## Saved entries
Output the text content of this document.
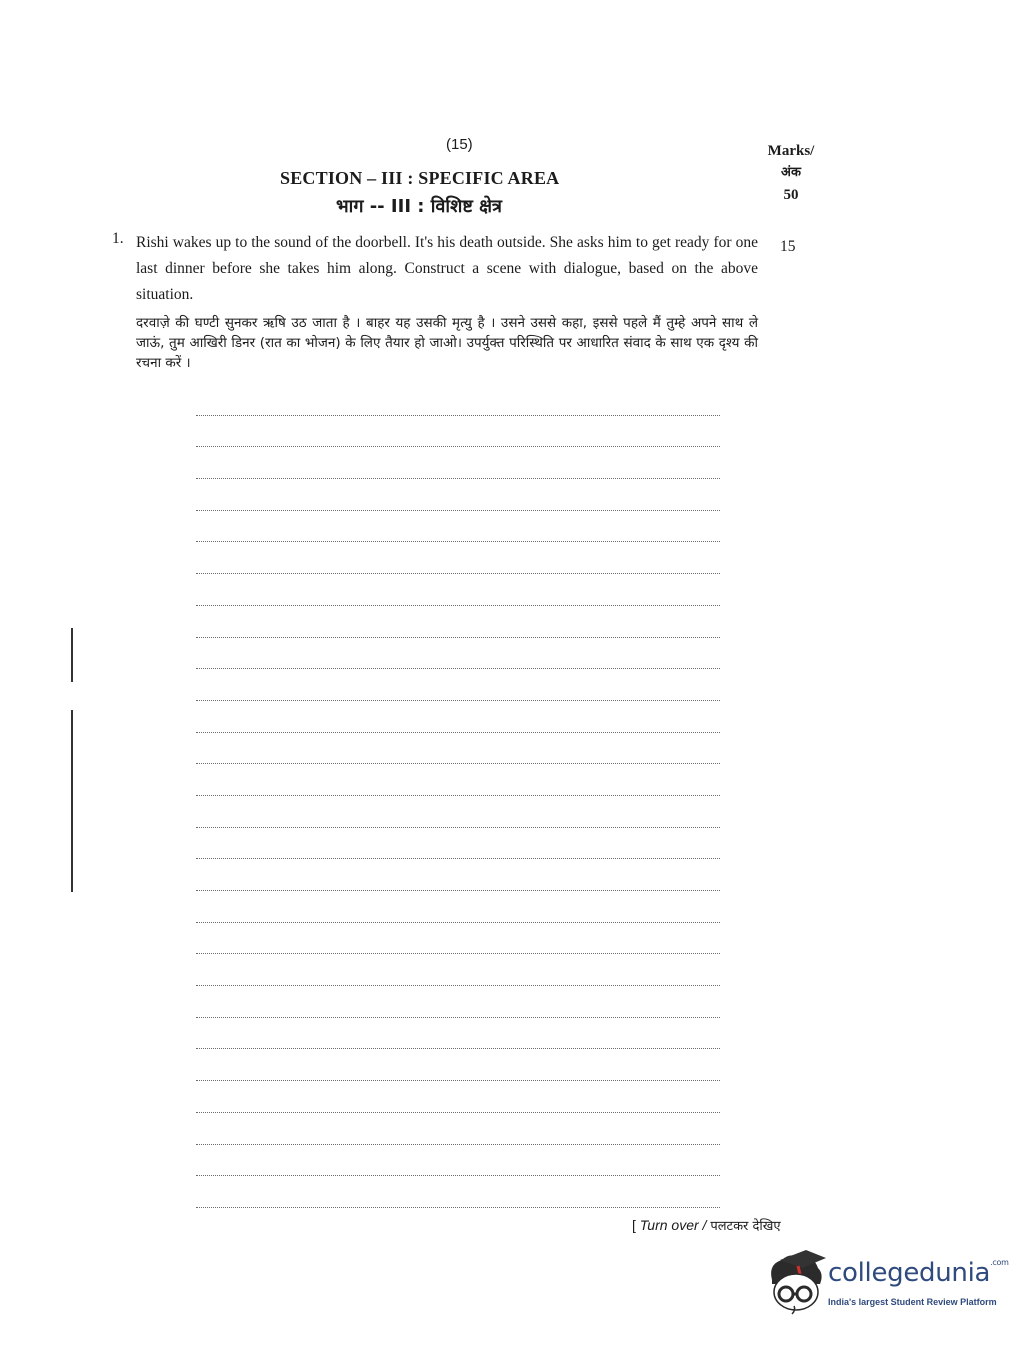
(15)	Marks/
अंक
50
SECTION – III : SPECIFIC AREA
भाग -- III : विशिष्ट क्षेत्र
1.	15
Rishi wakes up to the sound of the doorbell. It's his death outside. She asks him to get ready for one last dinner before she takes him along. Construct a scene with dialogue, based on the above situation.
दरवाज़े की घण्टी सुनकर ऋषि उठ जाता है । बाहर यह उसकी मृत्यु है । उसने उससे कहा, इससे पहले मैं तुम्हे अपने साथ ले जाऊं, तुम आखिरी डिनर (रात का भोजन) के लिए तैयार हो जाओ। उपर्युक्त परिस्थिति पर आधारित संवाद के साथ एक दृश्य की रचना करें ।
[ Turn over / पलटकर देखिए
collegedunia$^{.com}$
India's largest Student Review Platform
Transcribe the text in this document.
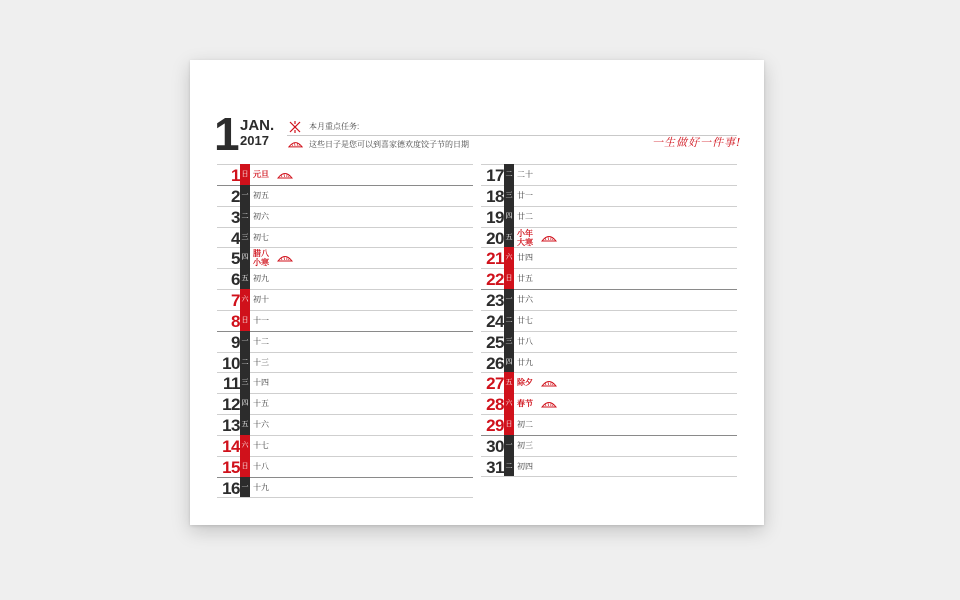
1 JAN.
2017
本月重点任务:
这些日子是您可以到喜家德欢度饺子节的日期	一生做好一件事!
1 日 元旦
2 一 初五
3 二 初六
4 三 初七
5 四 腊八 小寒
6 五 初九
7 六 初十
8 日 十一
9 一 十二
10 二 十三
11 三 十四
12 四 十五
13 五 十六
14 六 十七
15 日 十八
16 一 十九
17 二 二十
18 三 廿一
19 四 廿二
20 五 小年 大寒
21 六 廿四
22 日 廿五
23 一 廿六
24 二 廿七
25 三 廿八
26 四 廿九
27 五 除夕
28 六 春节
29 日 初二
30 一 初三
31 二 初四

## WHAT THIS TASK INVOLVES
Sift the material for lines with the string "document". Copy each one found.

## CORRECT OUTPUT
Output the text content of this document.
Transcribe the text in this document.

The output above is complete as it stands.